#### TASK TO COMPLETE
Reproduce every line of the material below, but drop the pictures.

══════════

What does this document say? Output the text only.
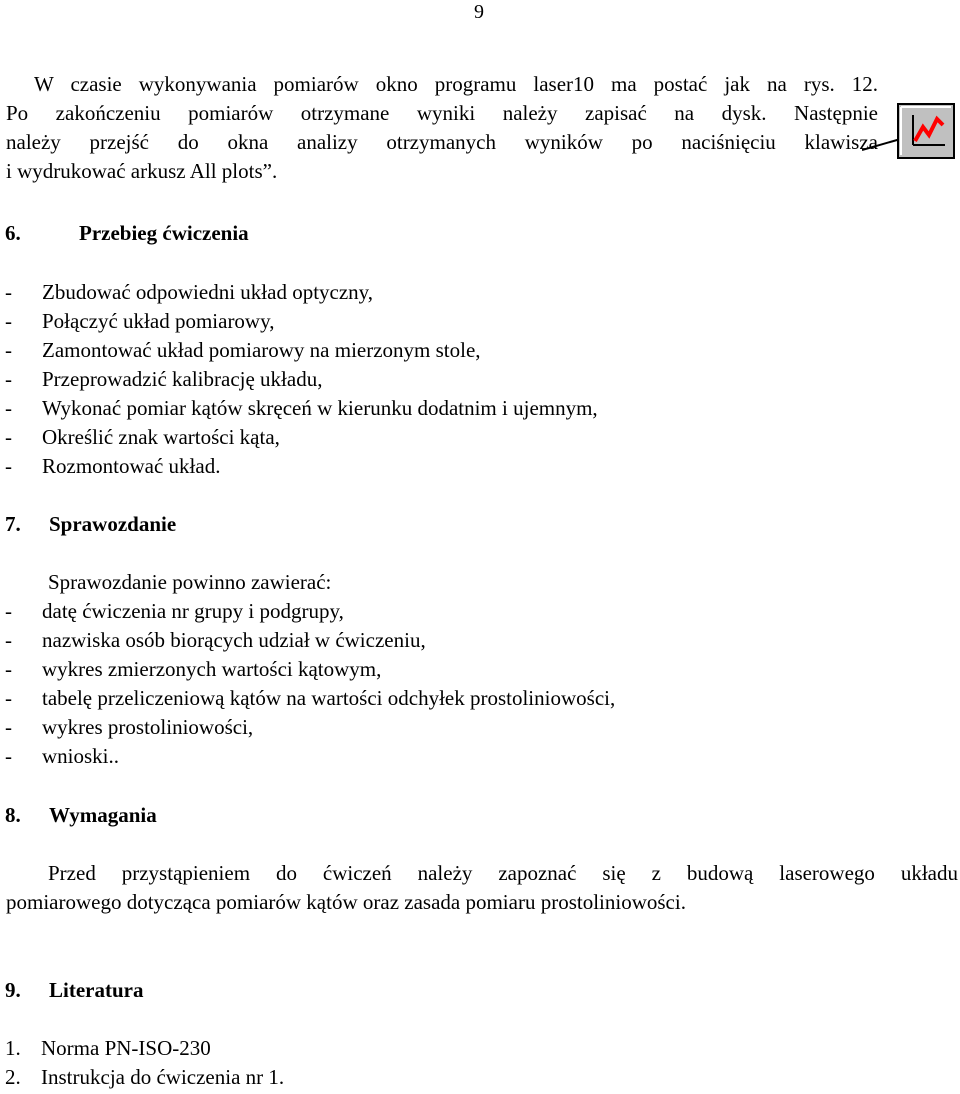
9
W czasie wykonywania pomiarów okno programu laser10 ma postać jak na rys. 12.
Po zakończeniu pomiarów otrzymane wyniki należy zapisać na dysk. Następnie
należy przejść do okna analizy otrzymanych wyników po naciśnięciu klawisza
i wydrukować arkusz All plots”.
6.	Przebieg ćwiczenia
-	Zbudować odpowiedni układ optyczny,
-	Połączyć układ pomiarowy,
-	Zamontować układ pomiarowy na mierzonym stole,
-	Przeprowadzić kalibrację układu,
-	Wykonać pomiar kątów skręceń w kierunku dodatnim i ujemnym,
-	Określić znak wartości kąta,
-	Rozmontować układ.
7.	Sprawozdanie
Sprawozdanie powinno zawierać:
-	datę ćwiczenia nr grupy i podgrupy,
-	nazwiska osób biorących udział w ćwiczeniu,
-	wykres zmierzonych wartości kątowym,
-	tabelę przeliczeniową kątów na wartości odchyłek prostoliniowości,
-	wykres prostoliniowości,
-	wnioski..
8.	Wymagania
Przed przystąpieniem do ćwiczeń należy zapoznać się z budową laserowego układu
pomiarowego dotycząca pomiarów kątów oraz zasada pomiaru prostoliniowości.
9.	Literatura
1. Norma PN-ISO-230
2. Instrukcja do ćwiczenia nr 1.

══════════

#### FINISHED EXERCISE
What does this document say? Output the text only.
9
W czasie wykonywania pomiarów okno programu laser10 ma postać jak na rys. 12.
Po zakończeniu pomiarów otrzymane wyniki należy zapisać na dysk. Następnie
należy przejść do okna analizy otrzymanych wyników po naciśnięciu klawisza
i wydrukować arkusz All plots”.
6.	Przebieg ćwiczenia
-	Zbudować odpowiedni układ optyczny,
-	Połączyć układ pomiarowy,
-	Zamontować układ pomiarowy na mierzonym stole,
-	Przeprowadzić kalibrację układu,
-	Wykonać pomiar kątów skręceń w kierunku dodatnim i ujemnym,
-	Określić znak wartości kąta,
-	Rozmontować układ.
7.	Sprawozdanie
Sprawozdanie powinno zawierać:
-	datę ćwiczenia nr grupy i podgrupy,
-	nazwiska osób biorących udział w ćwiczeniu,
-	wykres zmierzonych wartości kątowym,
-	tabelę przeliczeniową kątów na wartości odchyłek prostoliniowości,
-	wykres prostoliniowości,
-	wnioski..
8.	Wymagania
Przed przystąpieniem do ćwiczeń należy zapoznać się z budową laserowego układu
pomiarowego dotycząca pomiarów kątów oraz zasada pomiaru prostoliniowości.
9.	Literatura
1. Norma PN-ISO-230
2. Instrukcja do ćwiczenia nr 1.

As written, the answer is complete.